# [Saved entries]
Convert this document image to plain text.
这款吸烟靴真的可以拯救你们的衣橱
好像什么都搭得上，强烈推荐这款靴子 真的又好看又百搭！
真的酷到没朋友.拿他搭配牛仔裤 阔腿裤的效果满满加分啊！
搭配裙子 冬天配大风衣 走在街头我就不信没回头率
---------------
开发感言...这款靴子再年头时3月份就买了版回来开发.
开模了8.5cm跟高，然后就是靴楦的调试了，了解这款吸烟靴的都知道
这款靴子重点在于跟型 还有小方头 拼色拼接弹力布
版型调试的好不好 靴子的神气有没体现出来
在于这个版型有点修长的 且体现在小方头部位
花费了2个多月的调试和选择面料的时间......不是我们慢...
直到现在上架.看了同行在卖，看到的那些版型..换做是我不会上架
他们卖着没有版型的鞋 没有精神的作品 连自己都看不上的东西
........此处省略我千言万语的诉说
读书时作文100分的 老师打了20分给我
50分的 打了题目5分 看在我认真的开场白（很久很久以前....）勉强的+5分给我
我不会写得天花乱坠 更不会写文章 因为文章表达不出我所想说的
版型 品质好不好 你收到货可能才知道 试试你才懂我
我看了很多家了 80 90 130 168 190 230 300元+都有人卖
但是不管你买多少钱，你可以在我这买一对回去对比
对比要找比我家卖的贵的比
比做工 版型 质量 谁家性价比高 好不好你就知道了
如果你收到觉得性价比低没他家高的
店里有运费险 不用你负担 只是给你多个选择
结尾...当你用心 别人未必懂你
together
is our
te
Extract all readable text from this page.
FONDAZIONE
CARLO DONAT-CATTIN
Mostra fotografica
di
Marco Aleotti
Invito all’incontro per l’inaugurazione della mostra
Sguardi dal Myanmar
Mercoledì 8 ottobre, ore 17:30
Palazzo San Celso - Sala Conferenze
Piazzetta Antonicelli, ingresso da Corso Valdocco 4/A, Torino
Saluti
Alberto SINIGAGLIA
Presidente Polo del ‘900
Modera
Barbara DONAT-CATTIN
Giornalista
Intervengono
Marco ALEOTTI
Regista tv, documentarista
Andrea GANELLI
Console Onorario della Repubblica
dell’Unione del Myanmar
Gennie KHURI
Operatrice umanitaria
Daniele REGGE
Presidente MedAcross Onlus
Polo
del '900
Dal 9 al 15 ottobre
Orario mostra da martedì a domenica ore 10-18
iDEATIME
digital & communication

# [Exercise]
Consider the entries above and return each line with the string "ottobre".

# [Solution for this task]
Mercoledì 8 ottobre, ore 17:30
Dal 9 al 15 ottobre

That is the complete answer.